出題 1>
下のリストで、「data-label: 114: [188, 68, 210, 83]」を含む行から「data-label: 100: [406, 96, 428, 111]」を含む行までを、両端の行も含めて一字も変えずに返してもらえますか?

本文>
シボ さんの感想・評価
4.8
物語 : 5.0
作画 : 4.5
声優 : 5.0
音楽 : 4.5
キャラ : 5.0
状態:観終わった
言葉は時に人を傷つけるし、時に人を救います!
幼き頃の山の上のホテルでの出来事。
想像力豊かだった少女は、父親の出ていく時の言葉の刃で
きっと必要以上に心を傷つけられてしまったのでしょう。
そんな心に傷を負ったままの高校生少女成瀬順が、
ある日「地域ふれあい交流会」の
実行委員会に
坂上拓実、仁藤菜月、田崎大樹の3人と共に選ばれることから
動き出す青春物語です。
実行委員会のメンバーは
それぞれが悩みや葛藤を抱えていて序盤は他の人に気持ちを思いやる
余裕なんてありません。
時に心の声を爆発させてひた向きに頑張る順の姿が徐々に
周りの空気感を変えていきます。
言葉を発せないけど、携帯での高速タッチによって溢れ出る思いを
ぶつける順に対して
言葉を発せない彼女を色眼鏡で見ることなくそのちょっと面倒な
やり取りにも真摯に
付き合う優しい拓実は、順の苦しかった心の傷を知って寄り添う
うちに無自覚だった自分の傷も少しずつ意識し、癒されていきます。
そんな二人の関係がとても素敵でした!
付き合っていたのにメアドさえ知らなかった菜月とはうまくいかなくて
当たり前だし、菜月が順に嫉妬するのもわかります。
すぐ熱くなるけど間違っていることを認めることが出来て、
後輩にでさへ実直に謝ることの出来る田崎。
拓実への想いがありつつも実行委員として頑張る菜月。
何気に凄いのはこのメンバーを選び、やんわりと
導いていく先生なんですけどね~。
そして一生懸命な姿にほだされて、クラスがミュージカルの成功と
いう目標へ向ってまとまっていく姿がなんだか熱くて、眩しくて
観てて気持ちが良かったです。
そしてクラスで作り上げたミュージカルが素敵なんです!!
ミュージカルってセリフがそのまま歌になったり、
突然踊り出すキャストに意味がわからないって苦手な人も多いと
思いますけど、
自分は歌やダンスが元々好きだったり、わりと
とんでも設定も受け入れられるせいなのか大好きなんです。
順が実体験をもとに考えるオリジナル作品。
舞台ならではの空気感や臨場感、手作り感が伝わるこの子達の
一生懸命の発表シーンは、もし現場の体育館で観てたら感動した
だろうな~って思える暖かさがありました。
自分を救い出してくれると信じて恋心を抱いていた拓実の気持ちを
知ってしまい本番直前に逃げ出してしまった順。
山の上のホテルでの順と拓実の言葉を尽くしてのぶつかり合い。
「しゃべったりするから不幸になった」
自分のおしゃべりのせいと苦しむ順に拓実は
「傷ついても良いから本当の言葉を聞きたいんだ」
順に心の声を叫ばせます。

課題データ>

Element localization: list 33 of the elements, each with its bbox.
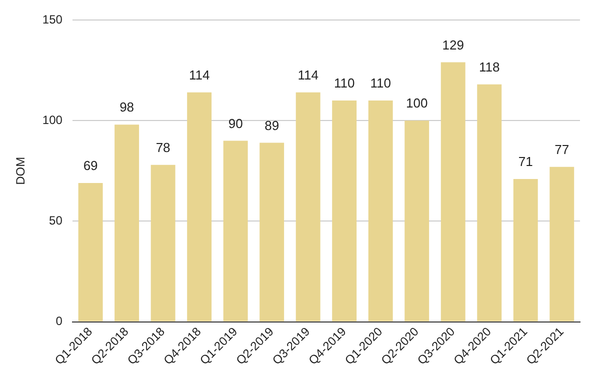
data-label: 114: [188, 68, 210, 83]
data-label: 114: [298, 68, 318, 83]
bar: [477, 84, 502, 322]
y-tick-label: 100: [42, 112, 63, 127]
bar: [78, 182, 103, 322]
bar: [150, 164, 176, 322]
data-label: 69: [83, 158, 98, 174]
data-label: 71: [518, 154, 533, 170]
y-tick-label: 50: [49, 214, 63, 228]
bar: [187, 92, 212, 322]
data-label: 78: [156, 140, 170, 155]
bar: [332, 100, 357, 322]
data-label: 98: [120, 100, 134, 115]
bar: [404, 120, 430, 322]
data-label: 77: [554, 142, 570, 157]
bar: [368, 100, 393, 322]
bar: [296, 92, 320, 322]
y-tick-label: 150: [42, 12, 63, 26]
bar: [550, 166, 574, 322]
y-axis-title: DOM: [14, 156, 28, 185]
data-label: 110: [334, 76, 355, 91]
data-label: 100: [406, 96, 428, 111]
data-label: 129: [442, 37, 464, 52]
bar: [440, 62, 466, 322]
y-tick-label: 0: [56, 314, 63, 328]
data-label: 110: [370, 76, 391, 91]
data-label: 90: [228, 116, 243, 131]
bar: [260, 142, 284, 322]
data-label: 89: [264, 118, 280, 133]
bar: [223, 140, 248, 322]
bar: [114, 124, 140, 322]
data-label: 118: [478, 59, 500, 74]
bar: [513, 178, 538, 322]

出題 2>
上にあるアニメの感想文を、最後の文の後から書き進めてもらえますか?

出力 1>
data-label: 114: [188, 68, 210, 83]
data-label: 114: [298, 68, 318, 83]
bar: [477, 84, 502, 322]
y-tick-label: 100: [42, 112, 63, 127]
bar: [78, 182, 103, 322]
bar: [150, 164, 176, 322]
data-label: 69: [83, 158, 98, 174]
data-label: 71: [518, 154, 533, 170]
y-tick-label: 50: [49, 214, 63, 228]
bar: [187, 92, 212, 322]
data-label: 78: [156, 140, 170, 155]
bar: [332, 100, 357, 322]
data-label: 98: [120, 100, 134, 115]
bar: [404, 120, 430, 322]
data-label: 77: [554, 142, 570, 157]
bar: [368, 100, 393, 322]
bar: [296, 92, 320, 322]
y-tick-label: 150: [42, 12, 63, 26]
bar: [550, 166, 574, 322]
y-axis-title: DOM: [14, 156, 28, 185]
data-label: 110: [334, 76, 355, 91]
data-label: 100: [406, 96, 428, 111]

出力 2>
そしてそれは自然と涙する拓実の心も開きます。
「私・・言いたい事、もう一つあった。 私坂上君が好き!」
順のむき出しの気持ちに正直に答えるしかない拓実
「ありがとう、でも俺、好きなやついるんだ!」
「うん、知ってたよ」
順が埋もれてた心の声を思いっきり叫ぶのに対して
拓実が本当に優しく落ち着いた相槌で返すこのシーンはとても
素敵でした。
それなのに、失恋しちゃう順の姿に泣けちゃったよ~~。
本当の心を伝えるって素晴らしいけど切なくもありますよね。
終盤、舞台への順の登場シーンは
ハプニングもミュージカルに奇跡は付き物って言っちゃう
先生の言じゃないけど
ピンチを最高の演出にしちゃう展開に感動させられちゃいました><!
(娘の辛い気持ちに気づいて母親が涙する最中
後方から歌いながら歩んでくる順の姿、歌声がとても堂々としていて
伸びやかで、あ~~いつの間にか涙溢れて止まらないよっ・・)
そしてベートーヴェン「悲愴」
オズの魔法使いの「Over The Rainbow」二つの楽曲が絶妙に
絡み合う順と菜月のハーモニーから全員での合唱でのフィナーレ。
こんな暖かくて心のこもった合唱は涙止まりません・・・。
舞台終了後の高揚感、達成感もあってか
直球勝負の田崎の順への告白に驚いたもののなんか微笑んじゃいました。
(こんなにも感情豊かで熱い情熱をもって一生懸命に殻を破ろうと
頑張る順を好きになっちゃう田崎君は分かってます。
驚いて顔を赤くして動揺する順がやっぱり可愛い~~!!)
そして拓実と菜月、真っすぐ向き合いやり直そうって姿に
やっぱり青春いいな~って思えるラストでした。
乃木坂の曲でのエンドロールは、
若くてキラキラした青春を感じる華やかな楽曲で意外と良かった。
本音をぶつけられる素晴らしさ、行動する若さの素晴らしさ
爽やかな余韻が残る素敵な作品でした。